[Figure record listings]

## Begin

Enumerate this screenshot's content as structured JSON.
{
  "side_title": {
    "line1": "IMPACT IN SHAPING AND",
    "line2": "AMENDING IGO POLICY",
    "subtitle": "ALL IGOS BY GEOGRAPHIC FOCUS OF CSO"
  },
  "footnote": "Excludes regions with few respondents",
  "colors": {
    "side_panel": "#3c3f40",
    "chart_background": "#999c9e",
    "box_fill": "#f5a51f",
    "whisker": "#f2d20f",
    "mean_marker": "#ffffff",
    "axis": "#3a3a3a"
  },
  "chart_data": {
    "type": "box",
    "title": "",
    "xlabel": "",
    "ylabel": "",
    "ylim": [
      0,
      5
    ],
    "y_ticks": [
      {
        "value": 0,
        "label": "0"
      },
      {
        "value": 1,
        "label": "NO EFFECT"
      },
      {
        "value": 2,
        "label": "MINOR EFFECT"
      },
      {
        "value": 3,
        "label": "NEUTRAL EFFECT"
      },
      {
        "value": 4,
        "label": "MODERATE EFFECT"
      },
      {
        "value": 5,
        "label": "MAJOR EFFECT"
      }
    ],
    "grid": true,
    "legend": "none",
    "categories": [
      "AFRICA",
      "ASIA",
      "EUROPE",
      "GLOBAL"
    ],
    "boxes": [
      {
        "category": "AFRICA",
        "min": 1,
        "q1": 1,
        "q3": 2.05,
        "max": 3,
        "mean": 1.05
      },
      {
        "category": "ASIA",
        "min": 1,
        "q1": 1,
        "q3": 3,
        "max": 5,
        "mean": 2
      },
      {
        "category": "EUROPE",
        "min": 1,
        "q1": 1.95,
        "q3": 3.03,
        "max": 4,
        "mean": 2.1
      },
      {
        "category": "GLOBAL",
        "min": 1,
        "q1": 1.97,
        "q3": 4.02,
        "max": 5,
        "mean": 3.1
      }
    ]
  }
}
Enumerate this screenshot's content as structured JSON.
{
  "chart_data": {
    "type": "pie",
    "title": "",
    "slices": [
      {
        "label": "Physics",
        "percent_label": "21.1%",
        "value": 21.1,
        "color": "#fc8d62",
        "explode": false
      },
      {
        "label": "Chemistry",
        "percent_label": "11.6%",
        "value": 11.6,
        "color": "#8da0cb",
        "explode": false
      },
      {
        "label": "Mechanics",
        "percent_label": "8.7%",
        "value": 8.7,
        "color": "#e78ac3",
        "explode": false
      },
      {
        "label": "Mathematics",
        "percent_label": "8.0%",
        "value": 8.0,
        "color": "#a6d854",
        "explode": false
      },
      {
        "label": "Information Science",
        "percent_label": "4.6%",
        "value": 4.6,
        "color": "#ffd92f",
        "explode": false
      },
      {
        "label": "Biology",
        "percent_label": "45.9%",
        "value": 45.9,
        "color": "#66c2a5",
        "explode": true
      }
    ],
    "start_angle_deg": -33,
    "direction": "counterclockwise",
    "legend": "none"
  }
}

## End

CHALLENGE
Repeat each record in full; every line must match exactly.

RESPONSE TO THE TASK
Enumerate this screenshot's content as structured JSON.
{
  "side_title": {
    "line1": "IMPACT IN SHAPING AND",
    "line2": "AMENDING IGO POLICY",
    "subtitle": "ALL IGOS BY GEOGRAPHIC FOCUS OF CSO"
  },
  "footnote": "Excludes regions with few respondents",
  "colors": {
    "side_panel": "#3c3f40",
    "chart_background": "#999c9e",
    "box_fill": "#f5a51f",
    "whisker": "#f2d20f",
    "mean_marker": "#ffffff",
    "axis": "#3a3a3a"
  },
  "chart_data": {
    "type": "box",
    "title": "",
    "xlabel": "",
    "ylabel": "",
    "ylim": [
      0,
      5
    ],
    "y_ticks": [
      {
        "value": 0,
        "label": "0"
      },
      {
        "value": 1,
        "label": "NO EFFECT"
      },
      {
        "value": 2,
        "label": "MINOR EFFECT"
      },
      {
        "value": 3,
        "label": "NEUTRAL EFFECT"
      },
      {
        "value": 4,
        "label": "MODERATE EFFECT"
      },
      {
        "value": 5,
        "label": "MAJOR EFFECT"
      }
    ],
    "grid": true,
    "legend": "none",
    "categories": [
      "AFRICA",
      "ASIA",
      "EUROPE",
      "GLOBAL"
    ],
    "boxes": [
      {
        "category": "AFRICA",
        "min": 1,
        "q1": 1,
        "q3": 2.05,
        "max": 3,
        "mean": 1.05
      },
      {
        "category": "ASIA",
        "min": 1,
        "q1": 1,
        "q3": 3,
        "max": 5,
        "mean": 2
      },
      {
        "category": "EUROPE",
        "min": 1,
        "q1": 1.95,
        "q3": 3.03,
        "max": 4,
        "mean": 2.1
      },
      {
        "category": "GLOBAL",
        "min": 1,
        "q1": 1.97,
        "q3": 4.02,
        "max": 5,
        "mean": 3.1
      }
    ]
  }
}
Enumerate this screenshot's content as structured JSON.
{
  "chart_data": {
    "type": "pie",
    "title": "",
    "slices": [
      {
        "label": "Physics",
        "percent_label": "21.1%",
        "value": 21.1,
        "color": "#fc8d62",
        "explode": false
      },
      {
        "label": "Chemistry",
        "percent_label": "11.6%",
        "value": 11.6,
        "color": "#8da0cb",
        "explode": false
      },
      {
        "label": "Mechanics",
        "percent_label": "8.7%",
        "value": 8.7,
        "color": "#e78ac3",
        "explode": false
      },
      {
        "label": "Mathematics",
        "percent_label": "8.0%",
        "value": 8.0,
        "color": "#a6d854",
        "explode": false
      },
      {
        "label": "Information Science",
        "percent_label": "4.6%",
        "value": 4.6,
        "color": "#ffd92f",
        "explode": false
      },
      {
        "label": "Biology",
        "percent_label": "45.9%",
        "value": 45.9,
        "color": "#66c2a5",
        "explode": true
      }
    ],
    "start_angle_deg": -33,
    "direction": "counterclockwise",
    "legend": "none"
  }
}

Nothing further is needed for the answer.